▶ _WORK TO COMPLETE_: The records below should be written out again, exactly.

▶ _INFORMATION PROVIDED_:
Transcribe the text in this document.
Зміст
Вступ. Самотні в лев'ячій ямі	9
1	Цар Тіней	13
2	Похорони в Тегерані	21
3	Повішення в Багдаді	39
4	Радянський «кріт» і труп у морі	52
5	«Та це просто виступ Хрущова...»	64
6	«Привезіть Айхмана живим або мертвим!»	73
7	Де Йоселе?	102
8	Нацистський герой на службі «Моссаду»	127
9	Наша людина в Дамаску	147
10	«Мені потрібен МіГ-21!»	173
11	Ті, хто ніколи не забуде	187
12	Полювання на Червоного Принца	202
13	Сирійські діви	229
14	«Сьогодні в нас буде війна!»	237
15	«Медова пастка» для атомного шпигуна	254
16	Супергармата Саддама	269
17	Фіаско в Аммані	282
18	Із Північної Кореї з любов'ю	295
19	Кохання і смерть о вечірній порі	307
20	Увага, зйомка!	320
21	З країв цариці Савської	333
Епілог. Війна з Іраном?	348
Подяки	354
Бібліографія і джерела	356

▶ _ANSWER BELOW_:
Transcribe the text in this document.
Зміст
Вступ. Самотні в лев'ячій ямі	9
1	Цар Тіней	13
2	Похорони в Тегерані	21
3	Повішення в Багдаді	39
4	Радянський «кріт» і труп у морі	52
5	«Та це просто виступ Хрущова...»	64
6	«Привезіть Айхмана живим або мертвим!»	73
7	Де Йоселе?	102
8	Нацистський герой на службі «Моссаду»	127
9	Наша людина в Дамаску	147
10	«Мені потрібен МіГ-21!»	173
11	Ті, хто ніколи не забуде	187
12	Полювання на Червоного Принца	202
13	Сирійські діви	229
14	«Сьогодні в нас буде війна!»	237
15	«Медова пастка» для атомного шпигуна	254
16	Супергармата Саддама	269
17	Фіаско в Аммані	282
18	Із Північної Кореї з любов'ю	295
19	Кохання і смерть о вечірній порі	307
20	Увага, зйомка!	320
21	З країв цариці Савської	333
Епілог. Війна з Іраном?	348
Подяки	354
Бібліографія і джерела	356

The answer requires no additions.